Go over the entries below line by line, copying each one that contains the word "Horizontal".
--- Entries supplied ---
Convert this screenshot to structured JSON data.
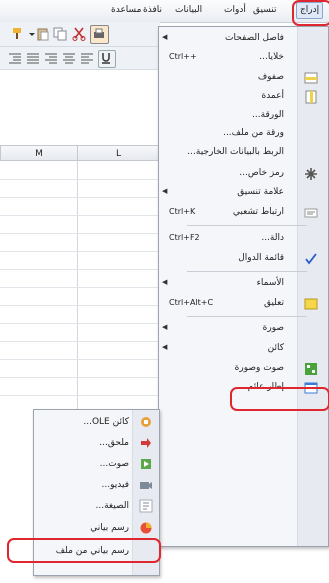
{
  "menubar": {
    "items": [
      {
        "label": "إدراج",
        "active": true
      },
      {
        "label": "تنسيق"
      },
      {
        "label": "أدوات"
      },
      {
        "label": "البيانات"
      },
      {
        "label": "نافذة"
      },
      {
        "label": "مساعدة"
      }
    ]
  },
  "sheet": {
    "columns": [
      "M",
      "L"
    ]
  },
  "insert_menu": {
    "items": [
      {
        "label": "فاصل الصفحات",
        "submenu": true,
        "icon": ""
      },
      {
        "label": "خلايا...",
        "shortcut": "Ctrl++",
        "icon": ""
      },
      {
        "label": "صفوف",
        "icon": "insert-rows-icon"
      },
      {
        "label": "أعمدة",
        "icon": "insert-columns-icon"
      },
      {
        "label": "الورقة...",
        "icon": ""
      },
      {
        "label": "ورقة من ملف...",
        "icon": ""
      },
      {
        "label": "الربط بالبيانات الخارجية...",
        "icon": ""
      },
      {
        "label": "رمز خاص...",
        "icon": "special-character-icon"
      },
      {
        "label": "علامة تنسيق",
        "submenu": true,
        "icon": ""
      },
      {
        "label": "ارتباط تشعبي",
        "shortcut": "Ctrl+K",
        "icon": "hyperlink-icon"
      },
      {
        "label": "دالة...",
        "shortcut": "Ctrl+F2",
        "icon": ""
      },
      {
        "label": "قائمة الدوال",
        "icon": "checkmark-icon"
      },
      {
        "label": "الأسماء",
        "submenu": true,
        "icon": ""
      },
      {
        "label": "تعليق",
        "shortcut": "Ctrl+Alt+C",
        "icon": "comment-icon"
      },
      {
        "label": "صورة",
        "submenu": true,
        "icon": ""
      },
      {
        "label": "كائن",
        "submenu": true,
        "icon": "",
        "highlighted": true
      },
      {
        "label": "صوت وصورة",
        "icon": "movie-icon"
      },
      {
        "label": "إطار عائم...",
        "icon": "floating-frame-icon"
      }
    ]
  },
  "object_submenu": {
    "items": [
      {
        "label": "كائن OLE...",
        "icon": "ole-object-icon"
      },
      {
        "label": "ملحق...",
        "icon": "plugin-icon"
      },
      {
        "label": "صوت...",
        "icon": "sound-icon"
      },
      {
        "label": "فيديو...",
        "icon": "video-icon"
      },
      {
        "label": "الصيغة...",
        "icon": "formula-icon"
      },
      {
        "label": "رسم بياني",
        "icon": "chart-icon",
        "highlighted": true
      },
      {
        "label": "رسم بياني من ملف",
        "icon": ""
      }
    ]
  }
}
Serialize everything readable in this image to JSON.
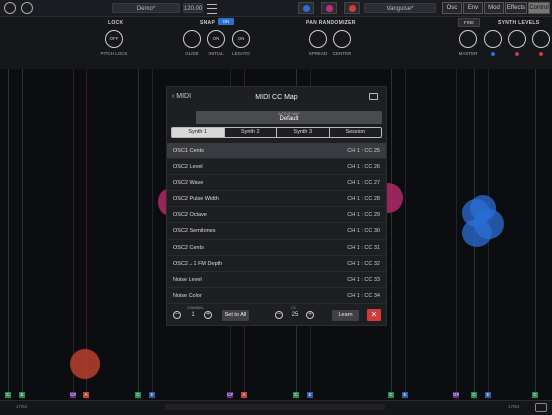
{
  "topbar": {
    "preset": "Demo*",
    "bpm": "120.00",
    "patch": "Vanguise*",
    "tabs": [
      "Osc",
      "Env",
      "Mod",
      "Effects",
      "Control"
    ]
  },
  "controls": {
    "lock": {
      "title": "LOCK",
      "button": "OFF",
      "label": "PITCH LOCK"
    },
    "snap": {
      "title": "SNAP",
      "badge": "ON",
      "knobs": [
        "GLIDE",
        "INITIAL",
        "LEGATO"
      ],
      "initial_value": "ON",
      "legato_value": "ON"
    },
    "pan": {
      "title": "PAN RANDOMIZER",
      "knobs": [
        "SPREAD",
        "CENTER"
      ]
    },
    "levels": {
      "title": "SYNTH LEVELS",
      "fine": "FINE",
      "master": "MASTER"
    }
  },
  "panel": {
    "back_label": "MIDI",
    "title": "MIDI CC Map",
    "active_map_label": "ACTIVE MAP",
    "active_map_value": "Default",
    "tabs": [
      "Synth 1",
      "Synth 2",
      "Synth 3",
      "Session"
    ],
    "rows": [
      {
        "name": "OSC1 Cents",
        "cc": "CH 1 : CC 25"
      },
      {
        "name": "OSC2 Level",
        "cc": "CH 1 : CC 26"
      },
      {
        "name": "OSC2 Wave",
        "cc": "CH 1 : CC 27"
      },
      {
        "name": "OSC2 Pulse Width",
        "cc": "CH 1 : CC 28"
      },
      {
        "name": "OSC2 Octave",
        "cc": "CH 1 : CC 29"
      },
      {
        "name": "OSC2 Semitones",
        "cc": "CH 1 : CC 30"
      },
      {
        "name": "OSC2 Cents",
        "cc": "CH 1 : CC 31"
      },
      {
        "name": "OSC2→1 FM Depth",
        "cc": "CH 1 : CC 32"
      },
      {
        "name": "Noise Level",
        "cc": "CH 1 : CC 33"
      },
      {
        "name": "Noise Color",
        "cc": "CH 1 : CC 34"
      }
    ],
    "footer": {
      "channel_label": "CHANNEL",
      "channel": "1",
      "set_all": "Set to All",
      "cc_label": "CC",
      "cc": "25",
      "learn": "Learn",
      "close": "✕"
    }
  },
  "bottom": {
    "left": "17/64",
    "right": "17/64"
  },
  "colors": {
    "accent_red": "#d33a3a",
    "accent_blue": "#2a6fd6"
  }
}
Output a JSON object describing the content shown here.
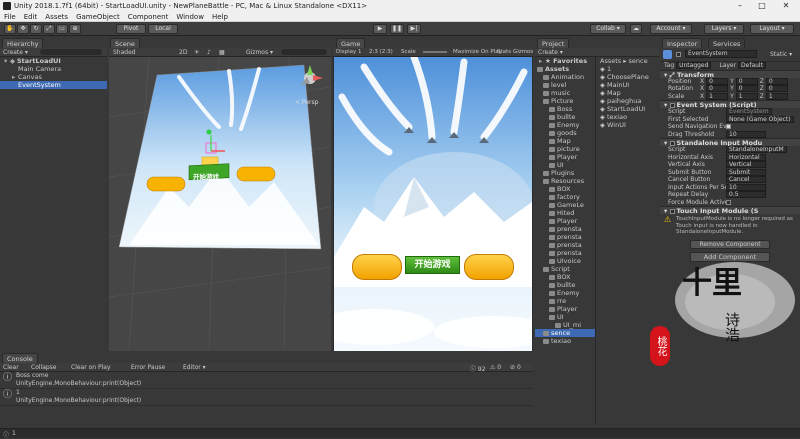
{
  "window": {
    "title": "Unity 2018.1.7f1 (64bit) - StartLoadUI.unity - NewPlaneBattle - PC, Mac & Linux Standalone <DX11>"
  },
  "menu": [
    "File",
    "Edit",
    "Assets",
    "GameObject",
    "Component",
    "Window",
    "Help"
  ],
  "toolbar": {
    "pivot": "Pivot",
    "local": "Local",
    "collab": "Collab ▾",
    "account": "Account ▾",
    "layers": "Layers ▾",
    "layout": "Layout ▾"
  },
  "hierarchy": {
    "tab": "Hierarchy",
    "create": "Create ▾",
    "search": "",
    "items": [
      {
        "label": "StartLoadUI",
        "level": 0,
        "expanded": true
      },
      {
        "label": "Main Camera",
        "level": 1
      },
      {
        "label": "Canvas",
        "level": 1,
        "collapsed": true
      },
      {
        "label": "EventSystem",
        "level": 1,
        "selected": true
      }
    ]
  },
  "scene": {
    "tab": "Scene",
    "shaded": "Shaded",
    "mode2d": "2D",
    "gizmos": "Gizmos ▾",
    "persp": "< Persp",
    "button_text": "开始游戏"
  },
  "game": {
    "tab": "Game",
    "display": "Display 1",
    "aspect": "2:3 (2:3)",
    "scale": "Scale",
    "maximize": "Maximize On Play",
    "mute": "Mute",
    "stats": "Stats",
    "gizmos": "Gizmos",
    "button_text": "开始游戏"
  },
  "project": {
    "tab": "Project",
    "create": "Create ▾",
    "favorites": "Favorites",
    "breadcrumb": "Assets ▸ sence",
    "tree": [
      {
        "label": "Assets",
        "level": 0,
        "bold": true
      },
      {
        "label": "Animation",
        "level": 1
      },
      {
        "label": "level",
        "level": 1
      },
      {
        "label": "music",
        "level": 1
      },
      {
        "label": "Picture",
        "level": 1
      },
      {
        "label": "Boss",
        "level": 2
      },
      {
        "label": "bullte",
        "level": 2
      },
      {
        "label": "Enemy",
        "level": 2
      },
      {
        "label": "goods",
        "level": 2
      },
      {
        "label": "Map",
        "level": 2
      },
      {
        "label": "picture",
        "level": 2
      },
      {
        "label": "Player",
        "level": 2
      },
      {
        "label": "UI",
        "level": 2
      },
      {
        "label": "Plugins",
        "level": 1
      },
      {
        "label": "Resources",
        "level": 1
      },
      {
        "label": "BOX",
        "level": 2
      },
      {
        "label": "factory",
        "level": 2
      },
      {
        "label": "GameLe",
        "level": 2
      },
      {
        "label": "Hited",
        "level": 2
      },
      {
        "label": "Player",
        "level": 2
      },
      {
        "label": "prensta",
        "level": 2
      },
      {
        "label": "prensta",
        "level": 2
      },
      {
        "label": "prensta",
        "level": 2
      },
      {
        "label": "prensta",
        "level": 2
      },
      {
        "label": "UIvoice",
        "level": 2
      },
      {
        "label": "Script",
        "level": 1
      },
      {
        "label": "BOX",
        "level": 2
      },
      {
        "label": "bullte",
        "level": 2
      },
      {
        "label": "Enemy",
        "level": 2
      },
      {
        "label": "rre",
        "level": 2
      },
      {
        "label": "Player",
        "level": 2
      },
      {
        "label": "UI",
        "level": 2
      },
      {
        "label": "UI_mi",
        "level": 3
      },
      {
        "label": "sence",
        "level": 1,
        "selected": true
      },
      {
        "label": "texiao",
        "level": 1
      }
    ],
    "files": [
      "1",
      "ChoosePlane",
      "MainUI",
      "Map",
      "paiheghua",
      "StartLoadUI",
      "texiao",
      "WinUI"
    ]
  },
  "inspector": {
    "tab": "Inspector",
    "tab2": "Services",
    "object_name": "EventSystem",
    "static": "Static ▾",
    "tag_label": "Tag",
    "tag_value": "Untagged",
    "layer_label": "Layer",
    "layer_value": "Default",
    "transform": {
      "header": "Transform",
      "rows": [
        {
          "label": "Position",
          "x": "0",
          "y": "0",
          "z": "0"
        },
        {
          "label": "Rotation",
          "x": "0",
          "y": "0",
          "z": "0"
        },
        {
          "label": "Scale",
          "x": "1",
          "y": "1",
          "z": "1"
        }
      ]
    },
    "event_system": {
      "header": "Event System (Script)",
      "script_label": "Script",
      "script_value": "EventSystem",
      "first_selected_label": "First Selected",
      "first_selected_value": "None (Game Object)",
      "send_nav_label": "Send Navigation Eve",
      "drag_label": "Drag Threshold",
      "drag_value": "10"
    },
    "standalone": {
      "header": "Standalone Input Modu",
      "rows": [
        {
          "label": "Script",
          "value": "StandaloneInputM"
        },
        {
          "label": "Horizontal Axis",
          "value": "Horizontal"
        },
        {
          "label": "Vertical Axis",
          "value": "Vertical"
        },
        {
          "label": "Submit Button",
          "value": "Submit"
        },
        {
          "label": "Cancel Button",
          "value": "Cancel"
        },
        {
          "label": "Input Actions Per Se",
          "value": "10"
        },
        {
          "label": "Repeat Delay",
          "value": "0.5"
        },
        {
          "label": "Force Module Active",
          "value": ""
        }
      ]
    },
    "touch": {
      "header": "Touch Input Module (S",
      "warning": "TouchInputModule is no longer required as Touch input is now handled in StandaloneInputModule.",
      "remove": "Remove Component",
      "add": "Add Component"
    }
  },
  "console": {
    "tab": "Console",
    "buttons": [
      "Clear",
      "Collapse",
      "Clear on Play",
      "Error Pause",
      "Editor ▾"
    ],
    "counts": [
      "92",
      "0",
      "0"
    ],
    "entries": [
      {
        "line1": "Boss come",
        "line2": "UnityEngine.MonoBehaviour:print(Object)"
      },
      {
        "line1": "1",
        "line2": "UnityEngine.MonoBehaviour:print(Object)"
      }
    ],
    "status": "1"
  },
  "watermark": {
    "big": "十里",
    "small": "诗浩",
    "seal": "桃花"
  }
}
---
**Response to the task**
          "label": "Horizontal Axis",
          "value": "Horizontal"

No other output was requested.